* TEXT EXCERPT
A total solar eclipse occurred at the Moon's descending node of the orbit on August 1, 2008. A solar eclipse occurs when the Moon passes between Earth and the Sun, thereby totally or partly obscuring the image of the Sun for a viewer on Earth. A total solar eclipse occurs when the Moon's apparent diameter is larger than the Sun's, blocking all direct sunlight, turning day into darkness. Totality occurs in a narrow path across Earth's surface, with the partial solar eclipse visible over a surrounding region thousands of kilometres wide.
It had a magnitude of 1.0394 that was visible from a narrow corridor through northern Canada (Nunavut), Greenland, central Russia, eastern Kazakhstan, western Mongolia and China. Occurring north of the arctic circle, it belonged to the so-called midnight sun eclipses. The largest city in the path of the eclipse was Novosibirsk in Russia. Occurring only 2.5 days after perigee (Perigee on July 29, 2008), the Moon's apparent diameter was larger than average.

* SHORT PROBLEM 1
Duplicate the eclipse passage above word for word, in full.
* SHORT PROBLEM 2
Find every line of the listing below that contains the string "left", matching case exactly, and copy each such line.

(Layout dataset entries)
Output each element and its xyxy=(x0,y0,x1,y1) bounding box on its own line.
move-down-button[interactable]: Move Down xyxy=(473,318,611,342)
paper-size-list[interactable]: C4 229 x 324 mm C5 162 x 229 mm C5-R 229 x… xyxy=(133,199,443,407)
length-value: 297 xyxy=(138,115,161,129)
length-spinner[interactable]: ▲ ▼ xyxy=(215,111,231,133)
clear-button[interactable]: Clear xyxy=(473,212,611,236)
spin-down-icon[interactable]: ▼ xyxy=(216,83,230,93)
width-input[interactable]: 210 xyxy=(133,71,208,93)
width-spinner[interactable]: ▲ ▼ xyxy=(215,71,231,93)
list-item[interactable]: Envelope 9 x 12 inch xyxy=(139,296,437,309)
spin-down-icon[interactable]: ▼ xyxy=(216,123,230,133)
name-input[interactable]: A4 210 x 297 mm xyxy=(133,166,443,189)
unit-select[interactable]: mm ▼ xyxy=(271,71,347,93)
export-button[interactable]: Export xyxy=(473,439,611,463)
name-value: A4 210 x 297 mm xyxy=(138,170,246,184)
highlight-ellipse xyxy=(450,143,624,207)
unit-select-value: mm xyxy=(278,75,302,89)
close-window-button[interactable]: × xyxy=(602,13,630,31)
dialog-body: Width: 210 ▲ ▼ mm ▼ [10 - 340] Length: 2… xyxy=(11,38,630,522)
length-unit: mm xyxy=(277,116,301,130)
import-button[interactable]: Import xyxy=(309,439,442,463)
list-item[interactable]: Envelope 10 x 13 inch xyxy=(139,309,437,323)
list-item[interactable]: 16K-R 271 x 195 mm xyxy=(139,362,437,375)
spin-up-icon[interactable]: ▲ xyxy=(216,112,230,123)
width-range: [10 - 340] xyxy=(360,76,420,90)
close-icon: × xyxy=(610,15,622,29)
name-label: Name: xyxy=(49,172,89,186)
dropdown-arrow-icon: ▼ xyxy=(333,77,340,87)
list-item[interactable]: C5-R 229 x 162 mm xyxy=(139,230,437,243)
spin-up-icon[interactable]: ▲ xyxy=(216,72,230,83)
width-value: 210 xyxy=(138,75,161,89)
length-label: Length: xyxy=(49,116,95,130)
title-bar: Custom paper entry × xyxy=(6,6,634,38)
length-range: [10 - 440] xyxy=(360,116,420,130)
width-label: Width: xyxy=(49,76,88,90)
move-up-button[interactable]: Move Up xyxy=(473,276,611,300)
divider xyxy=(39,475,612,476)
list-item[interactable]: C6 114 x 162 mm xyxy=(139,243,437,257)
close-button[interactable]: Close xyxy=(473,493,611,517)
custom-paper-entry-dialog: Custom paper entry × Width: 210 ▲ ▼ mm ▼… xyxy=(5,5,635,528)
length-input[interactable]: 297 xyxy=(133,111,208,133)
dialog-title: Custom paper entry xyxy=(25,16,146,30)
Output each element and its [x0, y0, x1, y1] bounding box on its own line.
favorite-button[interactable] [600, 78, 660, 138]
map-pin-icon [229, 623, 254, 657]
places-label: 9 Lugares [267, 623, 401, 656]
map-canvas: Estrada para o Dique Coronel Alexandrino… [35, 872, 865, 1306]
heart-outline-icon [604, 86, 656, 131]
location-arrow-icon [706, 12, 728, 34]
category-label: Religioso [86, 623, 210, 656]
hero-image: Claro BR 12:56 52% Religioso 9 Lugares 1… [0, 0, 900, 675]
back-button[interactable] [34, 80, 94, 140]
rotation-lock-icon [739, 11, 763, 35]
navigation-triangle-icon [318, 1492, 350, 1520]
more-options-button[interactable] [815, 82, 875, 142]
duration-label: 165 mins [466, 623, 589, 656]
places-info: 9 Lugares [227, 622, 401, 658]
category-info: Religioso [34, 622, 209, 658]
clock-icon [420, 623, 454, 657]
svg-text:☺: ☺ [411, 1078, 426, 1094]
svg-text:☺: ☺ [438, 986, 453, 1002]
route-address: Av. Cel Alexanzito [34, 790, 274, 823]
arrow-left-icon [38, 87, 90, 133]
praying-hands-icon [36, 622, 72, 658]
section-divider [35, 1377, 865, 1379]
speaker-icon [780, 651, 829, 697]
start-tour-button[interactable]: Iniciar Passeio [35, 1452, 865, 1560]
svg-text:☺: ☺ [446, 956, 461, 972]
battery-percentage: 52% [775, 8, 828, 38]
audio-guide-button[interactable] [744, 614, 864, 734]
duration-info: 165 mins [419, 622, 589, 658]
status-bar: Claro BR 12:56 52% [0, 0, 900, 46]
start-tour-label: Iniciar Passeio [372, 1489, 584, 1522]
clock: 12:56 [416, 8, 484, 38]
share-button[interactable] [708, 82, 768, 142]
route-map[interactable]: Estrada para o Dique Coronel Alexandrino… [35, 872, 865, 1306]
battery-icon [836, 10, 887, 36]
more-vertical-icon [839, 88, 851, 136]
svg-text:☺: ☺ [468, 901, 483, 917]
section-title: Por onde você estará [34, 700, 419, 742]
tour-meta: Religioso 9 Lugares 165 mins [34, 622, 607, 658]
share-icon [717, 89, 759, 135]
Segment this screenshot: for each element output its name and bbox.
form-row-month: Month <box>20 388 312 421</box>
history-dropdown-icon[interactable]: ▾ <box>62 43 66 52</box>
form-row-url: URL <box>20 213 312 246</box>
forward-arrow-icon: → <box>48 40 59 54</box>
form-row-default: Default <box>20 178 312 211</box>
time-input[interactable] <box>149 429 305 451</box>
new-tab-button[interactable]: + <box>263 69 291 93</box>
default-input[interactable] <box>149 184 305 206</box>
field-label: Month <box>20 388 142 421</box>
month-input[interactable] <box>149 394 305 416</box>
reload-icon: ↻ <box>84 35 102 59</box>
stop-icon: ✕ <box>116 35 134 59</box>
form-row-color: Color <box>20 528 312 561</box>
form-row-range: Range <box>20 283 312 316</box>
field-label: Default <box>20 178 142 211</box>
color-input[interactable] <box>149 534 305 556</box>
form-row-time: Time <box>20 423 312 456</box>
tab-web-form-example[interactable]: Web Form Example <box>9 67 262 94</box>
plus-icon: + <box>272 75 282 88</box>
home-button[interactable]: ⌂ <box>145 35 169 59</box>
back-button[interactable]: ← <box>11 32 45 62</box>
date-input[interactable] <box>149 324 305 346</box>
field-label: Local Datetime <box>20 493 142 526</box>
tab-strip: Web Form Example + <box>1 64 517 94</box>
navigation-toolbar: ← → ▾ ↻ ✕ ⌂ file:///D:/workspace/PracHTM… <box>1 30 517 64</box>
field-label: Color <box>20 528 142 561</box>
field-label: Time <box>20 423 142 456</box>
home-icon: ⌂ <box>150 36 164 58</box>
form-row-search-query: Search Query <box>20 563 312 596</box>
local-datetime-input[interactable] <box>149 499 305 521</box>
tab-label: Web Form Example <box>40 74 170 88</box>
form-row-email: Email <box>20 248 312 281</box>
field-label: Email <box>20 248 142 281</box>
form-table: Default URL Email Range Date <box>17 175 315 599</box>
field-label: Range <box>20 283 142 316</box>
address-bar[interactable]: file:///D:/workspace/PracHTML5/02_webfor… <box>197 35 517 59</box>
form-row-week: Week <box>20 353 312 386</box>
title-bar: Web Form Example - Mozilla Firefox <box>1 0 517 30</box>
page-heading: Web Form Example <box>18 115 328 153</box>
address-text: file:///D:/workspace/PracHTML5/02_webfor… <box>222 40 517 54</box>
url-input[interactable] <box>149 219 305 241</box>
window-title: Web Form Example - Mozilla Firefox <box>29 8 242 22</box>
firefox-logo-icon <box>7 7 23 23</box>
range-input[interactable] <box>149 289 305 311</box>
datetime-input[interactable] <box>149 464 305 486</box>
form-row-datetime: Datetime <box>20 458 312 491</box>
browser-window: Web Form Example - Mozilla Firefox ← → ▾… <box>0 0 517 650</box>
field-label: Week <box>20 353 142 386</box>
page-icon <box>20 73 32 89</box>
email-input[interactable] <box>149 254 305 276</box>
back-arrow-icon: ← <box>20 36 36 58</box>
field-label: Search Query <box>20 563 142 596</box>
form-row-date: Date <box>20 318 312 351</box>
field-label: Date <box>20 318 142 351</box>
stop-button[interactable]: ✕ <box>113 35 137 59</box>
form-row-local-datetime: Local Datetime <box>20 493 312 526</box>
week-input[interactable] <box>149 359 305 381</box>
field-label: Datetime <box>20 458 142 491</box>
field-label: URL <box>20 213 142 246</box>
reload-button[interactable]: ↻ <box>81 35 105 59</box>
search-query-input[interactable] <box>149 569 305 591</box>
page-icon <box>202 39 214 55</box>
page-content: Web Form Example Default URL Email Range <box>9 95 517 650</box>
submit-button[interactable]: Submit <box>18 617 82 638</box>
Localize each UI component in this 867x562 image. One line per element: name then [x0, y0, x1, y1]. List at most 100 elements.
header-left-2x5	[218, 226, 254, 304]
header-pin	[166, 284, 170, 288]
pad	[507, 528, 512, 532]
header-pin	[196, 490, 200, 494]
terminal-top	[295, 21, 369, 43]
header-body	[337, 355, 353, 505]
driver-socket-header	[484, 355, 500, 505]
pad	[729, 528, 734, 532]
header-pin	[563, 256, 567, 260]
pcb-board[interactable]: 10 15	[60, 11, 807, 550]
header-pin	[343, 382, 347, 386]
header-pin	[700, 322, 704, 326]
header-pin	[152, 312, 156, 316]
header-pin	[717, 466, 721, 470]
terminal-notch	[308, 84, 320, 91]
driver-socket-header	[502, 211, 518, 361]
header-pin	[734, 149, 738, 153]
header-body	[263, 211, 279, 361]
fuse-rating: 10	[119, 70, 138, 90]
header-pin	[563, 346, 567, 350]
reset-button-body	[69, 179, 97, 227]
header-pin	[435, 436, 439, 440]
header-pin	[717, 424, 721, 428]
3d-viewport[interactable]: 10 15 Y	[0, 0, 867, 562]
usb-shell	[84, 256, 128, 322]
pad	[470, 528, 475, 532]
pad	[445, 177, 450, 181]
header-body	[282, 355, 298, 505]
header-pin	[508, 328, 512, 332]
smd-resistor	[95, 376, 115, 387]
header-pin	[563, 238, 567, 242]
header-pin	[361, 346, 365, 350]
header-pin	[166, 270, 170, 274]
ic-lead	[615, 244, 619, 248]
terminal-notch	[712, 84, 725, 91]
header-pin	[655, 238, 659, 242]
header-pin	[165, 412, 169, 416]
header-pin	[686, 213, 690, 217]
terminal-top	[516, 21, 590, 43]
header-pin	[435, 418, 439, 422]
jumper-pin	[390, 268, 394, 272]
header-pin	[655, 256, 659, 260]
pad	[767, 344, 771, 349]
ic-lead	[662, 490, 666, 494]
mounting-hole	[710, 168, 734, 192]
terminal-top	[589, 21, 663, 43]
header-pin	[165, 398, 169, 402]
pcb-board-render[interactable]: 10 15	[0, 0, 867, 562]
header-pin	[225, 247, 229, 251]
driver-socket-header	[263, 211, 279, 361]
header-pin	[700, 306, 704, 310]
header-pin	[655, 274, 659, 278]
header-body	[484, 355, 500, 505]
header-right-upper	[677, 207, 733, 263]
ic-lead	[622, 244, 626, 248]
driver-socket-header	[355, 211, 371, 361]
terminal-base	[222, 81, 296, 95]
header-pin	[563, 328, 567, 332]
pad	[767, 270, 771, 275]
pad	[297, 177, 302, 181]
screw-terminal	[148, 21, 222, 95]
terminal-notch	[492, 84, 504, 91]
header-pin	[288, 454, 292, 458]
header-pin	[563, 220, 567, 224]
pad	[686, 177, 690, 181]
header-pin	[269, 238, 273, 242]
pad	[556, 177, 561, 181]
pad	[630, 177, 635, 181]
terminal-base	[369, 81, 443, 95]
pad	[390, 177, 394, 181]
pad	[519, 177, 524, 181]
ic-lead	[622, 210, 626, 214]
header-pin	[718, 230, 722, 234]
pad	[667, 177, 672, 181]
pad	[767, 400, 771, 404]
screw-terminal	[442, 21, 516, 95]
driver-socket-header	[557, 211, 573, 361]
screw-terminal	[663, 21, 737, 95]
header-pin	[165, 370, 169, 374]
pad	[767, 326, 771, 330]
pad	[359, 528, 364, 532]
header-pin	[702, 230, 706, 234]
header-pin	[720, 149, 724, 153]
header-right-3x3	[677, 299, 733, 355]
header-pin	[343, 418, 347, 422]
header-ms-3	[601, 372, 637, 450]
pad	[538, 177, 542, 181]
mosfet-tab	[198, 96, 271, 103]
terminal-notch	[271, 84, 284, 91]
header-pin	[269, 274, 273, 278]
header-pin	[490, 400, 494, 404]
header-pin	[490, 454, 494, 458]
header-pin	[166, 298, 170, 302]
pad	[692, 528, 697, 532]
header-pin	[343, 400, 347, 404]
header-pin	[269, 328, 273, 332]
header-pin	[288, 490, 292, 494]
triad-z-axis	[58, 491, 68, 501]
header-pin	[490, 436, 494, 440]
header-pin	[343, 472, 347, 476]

* ANSWER 1
A total solar eclipse occurred at the Moon's descending node of the orbit on August 1, 2008. A solar eclipse occurs when the Moon passes between Earth and the Sun, thereby totally or partly obscuring the image of the Sun for a viewer on Earth. A total solar eclipse occurs when the Moon's apparent diameter is larger than the Sun's, blocking all direct sunlight, turning day into darkness. Totality occurs in a narrow path across Earth's surface, with the partial solar eclipse visible over a surrounding region thousands of kilometres wide.
It had a magnitude of 1.0394 that was visible from a narrow corridor through northern Canada (Nunavut), Greenland, central Russia, eastern Kazakhstan, western Mongolia and China. Occurring north of the arctic circle, it belonged to the so-called midnight sun eclipses. The largest city in the path of the eclipse was Novosibirsk in Russia. Occurring only 2.5 days after perigee (Perigee on July 29, 2008), the Moon's apparent diameter was larger than average.

* ANSWER 2
arrow-left-icon [38, 87, 90, 133]
header-left-2x5	[218, 226, 254, 304]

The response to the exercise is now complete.